ЗАДАНИЕ: Выпишите всех лиц, которых текст об Августине называет по имени.

ТЕКСТ:
-------------------------

Недоверие Августина к идеям общественного переустройства отчасти основывалось на его личном опыте. В Гиппоне, как и во всей Африке, продолжал существовать церковный раскол, зачастую принимавший самые грубые формы. На дорогах за городскими стенами всегда следовало ожидать нападений; жертву могли даже облить едкой кислотой. Августин понимал, что ему, как епископу кафолической церкви, постоянно угрожает опасность. Но он видел в радикальных донатистах не просто противников своей епископской власти, а врагов порядка как такового. Нападая на богатые виллы, они хватали хозяев, «людей благородных и прекрасно образованных, <…> привязывали к жерновам и ударами кнута принуждали ходить по кругу, словно презренных вьючных животных» [352]. Августина никто бы не убедил, что сердца бедняков чище, чем сердца богачей. Все пали одинаково низко. Различия в общественном положении меркнут на фоне греховности, одинаково свойственной всему роду человеческому. А это значит, что богач, раздавший, подобно Павлину, всё своё состояние, может быть уверен в своём спасении не более, чем нищая вдова, в присутствии Иисуса пожертвовавшая в сокровищницу Храма всё, что имела, – две медные монетки. И ещё это значит, что любая мечта о создании на земле общества, не знающего ни крайнего богатства, ни крайней бедности, – это всего лишь мечта.

-------------------------

ВЫБОРКА ЗАПИСЕЙ:
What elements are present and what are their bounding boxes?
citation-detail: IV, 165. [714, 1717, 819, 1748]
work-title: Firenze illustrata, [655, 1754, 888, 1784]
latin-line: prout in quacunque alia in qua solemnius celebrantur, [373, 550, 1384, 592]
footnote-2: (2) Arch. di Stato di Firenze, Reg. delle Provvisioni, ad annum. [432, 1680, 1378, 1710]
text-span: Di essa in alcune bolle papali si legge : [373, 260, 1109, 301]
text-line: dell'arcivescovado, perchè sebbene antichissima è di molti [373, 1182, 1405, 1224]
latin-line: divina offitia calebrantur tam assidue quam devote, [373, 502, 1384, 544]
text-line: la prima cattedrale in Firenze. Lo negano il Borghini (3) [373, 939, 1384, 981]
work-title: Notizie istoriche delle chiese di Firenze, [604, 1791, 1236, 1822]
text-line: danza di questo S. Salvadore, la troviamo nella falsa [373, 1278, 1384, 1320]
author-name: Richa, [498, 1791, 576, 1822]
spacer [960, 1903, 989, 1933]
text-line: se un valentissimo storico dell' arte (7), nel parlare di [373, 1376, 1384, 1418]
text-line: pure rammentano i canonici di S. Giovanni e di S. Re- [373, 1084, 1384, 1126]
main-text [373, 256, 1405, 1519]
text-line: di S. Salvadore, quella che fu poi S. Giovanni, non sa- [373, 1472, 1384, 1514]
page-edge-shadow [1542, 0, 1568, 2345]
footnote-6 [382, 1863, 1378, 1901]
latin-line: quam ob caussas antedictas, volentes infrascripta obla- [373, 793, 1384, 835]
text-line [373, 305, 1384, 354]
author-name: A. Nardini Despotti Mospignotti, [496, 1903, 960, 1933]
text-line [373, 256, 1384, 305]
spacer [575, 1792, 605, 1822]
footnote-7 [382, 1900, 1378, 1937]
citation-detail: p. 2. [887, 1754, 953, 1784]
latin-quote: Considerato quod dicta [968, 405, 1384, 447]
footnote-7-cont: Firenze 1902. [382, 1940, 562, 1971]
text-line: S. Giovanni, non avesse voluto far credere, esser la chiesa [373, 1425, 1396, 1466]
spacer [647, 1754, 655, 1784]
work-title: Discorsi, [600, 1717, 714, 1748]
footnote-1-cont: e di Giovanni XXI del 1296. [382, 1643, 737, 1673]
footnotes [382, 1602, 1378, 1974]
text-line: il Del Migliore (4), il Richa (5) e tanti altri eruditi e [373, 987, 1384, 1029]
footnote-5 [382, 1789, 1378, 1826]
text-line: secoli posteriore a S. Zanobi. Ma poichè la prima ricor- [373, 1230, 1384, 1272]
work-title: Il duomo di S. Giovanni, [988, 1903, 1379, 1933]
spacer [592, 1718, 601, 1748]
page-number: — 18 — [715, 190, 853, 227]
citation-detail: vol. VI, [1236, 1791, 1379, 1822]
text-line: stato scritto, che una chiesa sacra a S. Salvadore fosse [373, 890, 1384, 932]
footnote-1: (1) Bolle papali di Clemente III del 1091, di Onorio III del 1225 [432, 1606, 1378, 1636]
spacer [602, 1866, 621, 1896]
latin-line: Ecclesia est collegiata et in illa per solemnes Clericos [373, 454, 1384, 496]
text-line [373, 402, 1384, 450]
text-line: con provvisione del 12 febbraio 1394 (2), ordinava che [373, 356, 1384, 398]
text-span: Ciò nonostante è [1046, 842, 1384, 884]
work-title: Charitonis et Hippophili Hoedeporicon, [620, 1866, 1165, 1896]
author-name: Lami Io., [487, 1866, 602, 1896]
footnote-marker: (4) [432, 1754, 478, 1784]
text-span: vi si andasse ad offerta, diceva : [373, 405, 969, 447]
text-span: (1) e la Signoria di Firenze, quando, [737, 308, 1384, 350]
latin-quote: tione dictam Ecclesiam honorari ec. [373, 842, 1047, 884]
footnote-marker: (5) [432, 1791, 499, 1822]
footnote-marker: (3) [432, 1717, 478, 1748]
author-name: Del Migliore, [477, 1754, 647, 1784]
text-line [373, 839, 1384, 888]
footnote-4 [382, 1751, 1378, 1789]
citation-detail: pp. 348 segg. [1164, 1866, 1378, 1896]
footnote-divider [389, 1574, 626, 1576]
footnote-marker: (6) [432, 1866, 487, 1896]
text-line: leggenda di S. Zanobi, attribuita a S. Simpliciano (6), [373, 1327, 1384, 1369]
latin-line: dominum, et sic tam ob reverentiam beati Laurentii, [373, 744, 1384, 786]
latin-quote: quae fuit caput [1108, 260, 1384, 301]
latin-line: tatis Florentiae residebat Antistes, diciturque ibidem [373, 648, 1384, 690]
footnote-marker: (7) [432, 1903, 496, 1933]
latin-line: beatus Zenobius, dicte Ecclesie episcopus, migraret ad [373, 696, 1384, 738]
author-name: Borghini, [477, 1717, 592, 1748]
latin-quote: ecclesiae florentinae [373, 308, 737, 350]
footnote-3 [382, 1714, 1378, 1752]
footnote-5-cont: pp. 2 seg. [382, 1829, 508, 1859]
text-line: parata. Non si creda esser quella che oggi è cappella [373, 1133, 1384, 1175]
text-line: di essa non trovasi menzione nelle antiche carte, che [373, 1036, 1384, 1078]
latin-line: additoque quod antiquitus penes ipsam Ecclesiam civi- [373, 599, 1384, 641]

-------------------------

ОТВЕТ: Августин, Павлин, Иисус.